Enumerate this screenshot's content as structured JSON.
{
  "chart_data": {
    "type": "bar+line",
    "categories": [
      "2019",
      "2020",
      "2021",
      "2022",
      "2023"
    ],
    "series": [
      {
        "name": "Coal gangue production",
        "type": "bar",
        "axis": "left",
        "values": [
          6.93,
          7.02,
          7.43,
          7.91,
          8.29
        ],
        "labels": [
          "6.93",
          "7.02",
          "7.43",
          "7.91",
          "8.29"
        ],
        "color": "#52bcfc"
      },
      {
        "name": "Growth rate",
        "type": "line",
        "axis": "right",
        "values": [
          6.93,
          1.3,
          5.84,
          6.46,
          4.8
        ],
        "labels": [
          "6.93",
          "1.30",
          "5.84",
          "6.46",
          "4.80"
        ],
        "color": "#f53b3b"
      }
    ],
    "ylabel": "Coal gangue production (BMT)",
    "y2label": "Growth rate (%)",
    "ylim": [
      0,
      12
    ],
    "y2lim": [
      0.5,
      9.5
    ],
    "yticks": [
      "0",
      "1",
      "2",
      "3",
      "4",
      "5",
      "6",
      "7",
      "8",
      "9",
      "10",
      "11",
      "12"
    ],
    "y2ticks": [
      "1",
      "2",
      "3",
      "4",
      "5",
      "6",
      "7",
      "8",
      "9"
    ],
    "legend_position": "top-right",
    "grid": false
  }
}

Set task. Make an exact copy of the listing, including every line.

Solution for this problem.
Enumerate this screenshot's content as structured JSON.
{
  "chart_data": {
    "type": "bar+line",
    "categories": [
      "2019",
      "2020",
      "2021",
      "2022",
      "2023"
    ],
    "series": [
      {
        "name": "Coal gangue production",
        "type": "bar",
        "axis": "left",
        "values": [
          6.93,
          7.02,
          7.43,
          7.91,
          8.29
        ],
        "labels": [
          "6.93",
          "7.02",
          "7.43",
          "7.91",
          "8.29"
        ],
        "color": "#52bcfc"
      },
      {
        "name": "Growth rate",
        "type": "line",
        "axis": "right",
        "values": [
          6.93,
          1.3,
          5.84,
          6.46,
          4.8
        ],
        "labels": [
          "6.93",
          "1.30",
          "5.84",
          "6.46",
          "4.80"
        ],
        "color": "#f53b3b"
      }
    ],
    "ylabel": "Coal gangue production (BMT)",
    "y2label": "Growth rate (%)",
    "ylim": [
      0,
      12
    ],
    "y2lim": [
      0.5,
      9.5
    ],
    "yticks": [
      "0",
      "1",
      "2",
      "3",
      "4",
      "5",
      "6",
      "7",
      "8",
      "9",
      "10",
      "11",
      "12"
    ],
    "y2ticks": [
      "1",
      "2",
      "3",
      "4",
      "5",
      "6",
      "7",
      "8",
      "9"
    ],
    "legend_position": "top-right",
    "grid": false
  }
}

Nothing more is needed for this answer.